== Task to complete ==
Identify every line containing the word "ideya" and reproduce each one.
* Start Records for the exercise *
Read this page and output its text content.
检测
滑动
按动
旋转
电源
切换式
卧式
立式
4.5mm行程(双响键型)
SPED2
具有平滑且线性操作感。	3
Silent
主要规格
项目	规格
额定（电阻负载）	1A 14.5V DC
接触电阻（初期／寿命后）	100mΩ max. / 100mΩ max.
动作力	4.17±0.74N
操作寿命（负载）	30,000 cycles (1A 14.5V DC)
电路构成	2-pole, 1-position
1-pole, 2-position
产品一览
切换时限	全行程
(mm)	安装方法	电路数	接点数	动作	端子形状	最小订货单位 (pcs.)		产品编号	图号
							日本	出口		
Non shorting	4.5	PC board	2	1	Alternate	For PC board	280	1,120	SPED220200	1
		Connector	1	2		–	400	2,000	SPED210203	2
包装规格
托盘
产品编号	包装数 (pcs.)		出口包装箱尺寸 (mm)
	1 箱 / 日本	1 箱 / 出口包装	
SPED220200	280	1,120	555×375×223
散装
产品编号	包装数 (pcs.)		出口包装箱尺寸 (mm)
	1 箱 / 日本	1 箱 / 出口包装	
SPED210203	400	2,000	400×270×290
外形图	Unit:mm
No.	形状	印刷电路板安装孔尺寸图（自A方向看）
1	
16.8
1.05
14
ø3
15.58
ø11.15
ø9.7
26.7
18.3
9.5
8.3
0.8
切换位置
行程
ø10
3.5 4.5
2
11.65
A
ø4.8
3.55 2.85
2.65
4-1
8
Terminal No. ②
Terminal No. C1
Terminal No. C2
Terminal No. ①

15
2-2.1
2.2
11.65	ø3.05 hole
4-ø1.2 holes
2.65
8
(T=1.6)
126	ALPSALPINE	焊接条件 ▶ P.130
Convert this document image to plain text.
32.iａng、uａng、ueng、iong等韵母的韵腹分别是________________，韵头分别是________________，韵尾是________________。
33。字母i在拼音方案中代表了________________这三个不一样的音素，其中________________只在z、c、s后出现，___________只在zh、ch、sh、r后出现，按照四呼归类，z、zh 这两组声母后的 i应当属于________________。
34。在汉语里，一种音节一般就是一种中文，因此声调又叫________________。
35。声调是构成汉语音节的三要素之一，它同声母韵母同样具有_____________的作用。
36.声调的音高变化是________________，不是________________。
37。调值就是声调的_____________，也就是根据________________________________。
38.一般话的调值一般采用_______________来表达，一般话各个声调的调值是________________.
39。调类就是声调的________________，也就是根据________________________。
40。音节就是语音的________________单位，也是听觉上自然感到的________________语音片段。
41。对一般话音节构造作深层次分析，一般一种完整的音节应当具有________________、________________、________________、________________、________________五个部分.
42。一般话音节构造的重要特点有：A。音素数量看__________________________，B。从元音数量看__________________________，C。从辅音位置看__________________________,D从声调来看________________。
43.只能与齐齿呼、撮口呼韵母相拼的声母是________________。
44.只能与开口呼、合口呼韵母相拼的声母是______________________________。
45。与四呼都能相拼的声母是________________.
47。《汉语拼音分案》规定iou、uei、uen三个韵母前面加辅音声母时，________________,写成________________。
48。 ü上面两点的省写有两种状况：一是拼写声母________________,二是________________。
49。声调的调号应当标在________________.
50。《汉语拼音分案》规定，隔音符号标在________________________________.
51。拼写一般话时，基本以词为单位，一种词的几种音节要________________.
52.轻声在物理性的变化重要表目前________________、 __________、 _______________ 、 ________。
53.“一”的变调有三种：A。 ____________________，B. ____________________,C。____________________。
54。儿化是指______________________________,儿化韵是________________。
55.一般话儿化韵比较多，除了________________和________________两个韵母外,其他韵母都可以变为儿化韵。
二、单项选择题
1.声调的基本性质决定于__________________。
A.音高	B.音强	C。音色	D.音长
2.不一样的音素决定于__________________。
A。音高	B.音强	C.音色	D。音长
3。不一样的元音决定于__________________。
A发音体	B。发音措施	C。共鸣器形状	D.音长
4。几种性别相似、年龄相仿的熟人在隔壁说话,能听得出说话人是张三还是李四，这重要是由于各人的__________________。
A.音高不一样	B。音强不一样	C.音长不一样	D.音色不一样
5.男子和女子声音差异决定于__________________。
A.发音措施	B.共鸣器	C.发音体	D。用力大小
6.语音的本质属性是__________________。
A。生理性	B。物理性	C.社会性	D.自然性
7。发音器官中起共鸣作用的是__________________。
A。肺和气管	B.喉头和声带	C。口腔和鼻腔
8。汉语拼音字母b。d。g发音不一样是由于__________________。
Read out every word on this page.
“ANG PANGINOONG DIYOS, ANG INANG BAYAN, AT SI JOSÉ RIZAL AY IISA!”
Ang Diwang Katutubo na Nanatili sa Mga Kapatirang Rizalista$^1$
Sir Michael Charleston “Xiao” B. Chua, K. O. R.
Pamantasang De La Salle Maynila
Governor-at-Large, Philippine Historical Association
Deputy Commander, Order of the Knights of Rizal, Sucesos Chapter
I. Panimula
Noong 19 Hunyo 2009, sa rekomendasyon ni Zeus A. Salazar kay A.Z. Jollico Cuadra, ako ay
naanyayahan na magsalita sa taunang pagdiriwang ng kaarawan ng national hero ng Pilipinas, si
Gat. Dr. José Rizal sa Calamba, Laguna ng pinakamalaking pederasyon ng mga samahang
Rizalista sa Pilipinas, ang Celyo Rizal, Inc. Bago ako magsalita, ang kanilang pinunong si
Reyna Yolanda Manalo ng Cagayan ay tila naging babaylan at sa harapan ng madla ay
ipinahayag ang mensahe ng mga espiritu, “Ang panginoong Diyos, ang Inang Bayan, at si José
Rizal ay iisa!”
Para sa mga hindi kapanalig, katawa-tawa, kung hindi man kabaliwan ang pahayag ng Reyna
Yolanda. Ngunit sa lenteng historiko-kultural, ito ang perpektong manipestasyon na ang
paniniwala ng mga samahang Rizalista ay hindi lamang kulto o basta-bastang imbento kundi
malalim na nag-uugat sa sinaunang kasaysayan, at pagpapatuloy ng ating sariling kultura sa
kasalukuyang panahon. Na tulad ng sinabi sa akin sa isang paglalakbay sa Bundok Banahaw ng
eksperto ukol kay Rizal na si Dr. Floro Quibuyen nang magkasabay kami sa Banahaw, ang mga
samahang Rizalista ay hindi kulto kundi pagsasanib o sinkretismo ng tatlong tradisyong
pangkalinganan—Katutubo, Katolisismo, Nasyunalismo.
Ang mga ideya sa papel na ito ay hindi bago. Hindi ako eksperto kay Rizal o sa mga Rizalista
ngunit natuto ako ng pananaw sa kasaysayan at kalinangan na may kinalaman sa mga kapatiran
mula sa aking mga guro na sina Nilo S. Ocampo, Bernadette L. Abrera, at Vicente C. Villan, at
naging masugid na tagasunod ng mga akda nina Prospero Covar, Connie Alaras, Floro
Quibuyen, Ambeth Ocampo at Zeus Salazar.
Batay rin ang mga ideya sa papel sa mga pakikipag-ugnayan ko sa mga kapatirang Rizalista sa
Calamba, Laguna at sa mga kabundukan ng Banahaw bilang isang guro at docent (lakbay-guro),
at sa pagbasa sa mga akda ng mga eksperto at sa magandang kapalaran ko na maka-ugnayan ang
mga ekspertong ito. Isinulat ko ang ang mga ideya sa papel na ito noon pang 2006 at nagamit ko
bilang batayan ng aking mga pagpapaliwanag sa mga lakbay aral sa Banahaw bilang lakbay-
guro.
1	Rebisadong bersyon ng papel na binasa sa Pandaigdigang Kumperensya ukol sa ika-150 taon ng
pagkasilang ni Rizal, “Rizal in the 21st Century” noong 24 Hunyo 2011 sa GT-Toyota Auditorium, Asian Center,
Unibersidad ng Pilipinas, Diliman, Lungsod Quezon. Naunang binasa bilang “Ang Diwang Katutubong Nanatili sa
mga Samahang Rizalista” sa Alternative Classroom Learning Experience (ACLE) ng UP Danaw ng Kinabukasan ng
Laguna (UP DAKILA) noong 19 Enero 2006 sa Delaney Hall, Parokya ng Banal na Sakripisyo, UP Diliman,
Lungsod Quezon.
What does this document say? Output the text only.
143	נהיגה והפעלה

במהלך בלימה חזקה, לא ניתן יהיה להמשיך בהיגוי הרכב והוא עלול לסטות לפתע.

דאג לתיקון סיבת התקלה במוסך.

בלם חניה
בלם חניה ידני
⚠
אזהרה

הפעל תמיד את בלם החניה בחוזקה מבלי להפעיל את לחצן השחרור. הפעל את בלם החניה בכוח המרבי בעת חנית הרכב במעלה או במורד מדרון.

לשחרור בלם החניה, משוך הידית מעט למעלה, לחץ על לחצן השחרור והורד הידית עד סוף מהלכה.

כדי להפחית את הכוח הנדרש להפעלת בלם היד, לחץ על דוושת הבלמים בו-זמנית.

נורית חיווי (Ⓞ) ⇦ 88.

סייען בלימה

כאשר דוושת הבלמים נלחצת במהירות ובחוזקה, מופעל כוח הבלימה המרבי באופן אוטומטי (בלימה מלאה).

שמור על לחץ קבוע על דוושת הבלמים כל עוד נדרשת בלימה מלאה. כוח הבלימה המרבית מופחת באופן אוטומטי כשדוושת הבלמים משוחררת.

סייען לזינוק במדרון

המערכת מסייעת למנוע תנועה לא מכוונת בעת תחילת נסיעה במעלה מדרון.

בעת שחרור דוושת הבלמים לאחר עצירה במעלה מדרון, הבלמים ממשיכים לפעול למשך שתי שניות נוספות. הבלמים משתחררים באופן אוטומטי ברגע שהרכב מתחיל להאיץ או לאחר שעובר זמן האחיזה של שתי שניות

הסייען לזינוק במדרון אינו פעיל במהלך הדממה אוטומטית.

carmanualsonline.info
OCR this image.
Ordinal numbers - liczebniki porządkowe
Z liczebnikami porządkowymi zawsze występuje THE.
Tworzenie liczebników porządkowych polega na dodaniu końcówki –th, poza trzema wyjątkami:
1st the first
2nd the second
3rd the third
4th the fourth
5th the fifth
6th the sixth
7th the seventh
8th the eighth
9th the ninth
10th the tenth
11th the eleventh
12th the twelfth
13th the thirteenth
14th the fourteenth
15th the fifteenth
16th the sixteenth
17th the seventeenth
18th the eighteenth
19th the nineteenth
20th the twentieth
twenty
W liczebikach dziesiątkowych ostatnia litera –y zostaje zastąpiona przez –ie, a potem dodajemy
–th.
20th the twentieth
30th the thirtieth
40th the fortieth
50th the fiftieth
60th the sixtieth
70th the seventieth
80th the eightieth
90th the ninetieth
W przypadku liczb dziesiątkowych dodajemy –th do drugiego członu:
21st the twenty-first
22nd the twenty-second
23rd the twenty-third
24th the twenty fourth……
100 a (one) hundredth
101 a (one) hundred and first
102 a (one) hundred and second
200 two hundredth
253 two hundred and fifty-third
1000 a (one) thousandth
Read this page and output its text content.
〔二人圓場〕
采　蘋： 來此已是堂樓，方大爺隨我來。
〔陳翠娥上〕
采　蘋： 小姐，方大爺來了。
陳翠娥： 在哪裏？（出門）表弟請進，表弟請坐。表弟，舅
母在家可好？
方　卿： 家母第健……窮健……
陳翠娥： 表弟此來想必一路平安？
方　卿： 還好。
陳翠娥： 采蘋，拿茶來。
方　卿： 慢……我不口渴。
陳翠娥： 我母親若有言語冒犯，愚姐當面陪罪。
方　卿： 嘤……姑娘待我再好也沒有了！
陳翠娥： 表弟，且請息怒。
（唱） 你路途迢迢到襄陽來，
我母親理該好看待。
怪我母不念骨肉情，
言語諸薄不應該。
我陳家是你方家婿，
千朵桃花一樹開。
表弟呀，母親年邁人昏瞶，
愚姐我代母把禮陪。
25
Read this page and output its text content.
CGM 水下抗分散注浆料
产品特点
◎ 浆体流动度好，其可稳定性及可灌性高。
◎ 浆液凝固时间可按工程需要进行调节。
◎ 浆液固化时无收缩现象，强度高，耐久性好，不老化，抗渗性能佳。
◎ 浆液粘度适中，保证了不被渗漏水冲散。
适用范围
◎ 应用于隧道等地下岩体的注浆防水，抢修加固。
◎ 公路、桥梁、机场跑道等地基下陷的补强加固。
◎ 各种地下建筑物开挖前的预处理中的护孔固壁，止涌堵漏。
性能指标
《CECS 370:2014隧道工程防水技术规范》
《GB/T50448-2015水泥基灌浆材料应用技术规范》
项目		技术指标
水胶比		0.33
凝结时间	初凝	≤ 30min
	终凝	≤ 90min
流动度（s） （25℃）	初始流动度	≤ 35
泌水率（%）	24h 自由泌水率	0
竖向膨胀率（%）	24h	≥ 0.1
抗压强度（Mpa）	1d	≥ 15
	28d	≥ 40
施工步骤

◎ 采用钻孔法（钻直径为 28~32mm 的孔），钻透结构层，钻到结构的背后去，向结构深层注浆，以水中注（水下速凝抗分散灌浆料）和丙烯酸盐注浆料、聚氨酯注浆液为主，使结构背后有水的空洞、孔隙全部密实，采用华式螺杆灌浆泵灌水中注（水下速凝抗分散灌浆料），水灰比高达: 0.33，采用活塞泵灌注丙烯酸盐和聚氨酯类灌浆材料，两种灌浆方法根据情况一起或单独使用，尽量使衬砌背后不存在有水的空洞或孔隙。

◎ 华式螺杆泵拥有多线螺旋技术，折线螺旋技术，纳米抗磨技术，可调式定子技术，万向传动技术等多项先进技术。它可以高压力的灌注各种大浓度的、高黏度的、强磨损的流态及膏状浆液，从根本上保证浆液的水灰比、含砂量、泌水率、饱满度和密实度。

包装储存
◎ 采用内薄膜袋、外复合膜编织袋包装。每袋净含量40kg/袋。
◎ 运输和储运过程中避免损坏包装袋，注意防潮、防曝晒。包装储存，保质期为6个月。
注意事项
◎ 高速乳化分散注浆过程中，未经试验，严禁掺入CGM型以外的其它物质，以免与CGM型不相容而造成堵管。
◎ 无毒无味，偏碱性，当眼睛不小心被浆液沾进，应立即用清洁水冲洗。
* End Records for the exercise *
== Solution ==
Ang mga ideya sa papel na ito ay hindi bago. Hindi ako eksperto kay Rizal o sa mga Rizalista
Batay rin ang mga ideya sa papel sa mga pakikipag-ugnayan ko sa mga kapatirang Rizalista sa
mga ekspertong ito. Isinulat ko ang ang mga ideya sa papel na ito noon pang 2006 at nagamit ko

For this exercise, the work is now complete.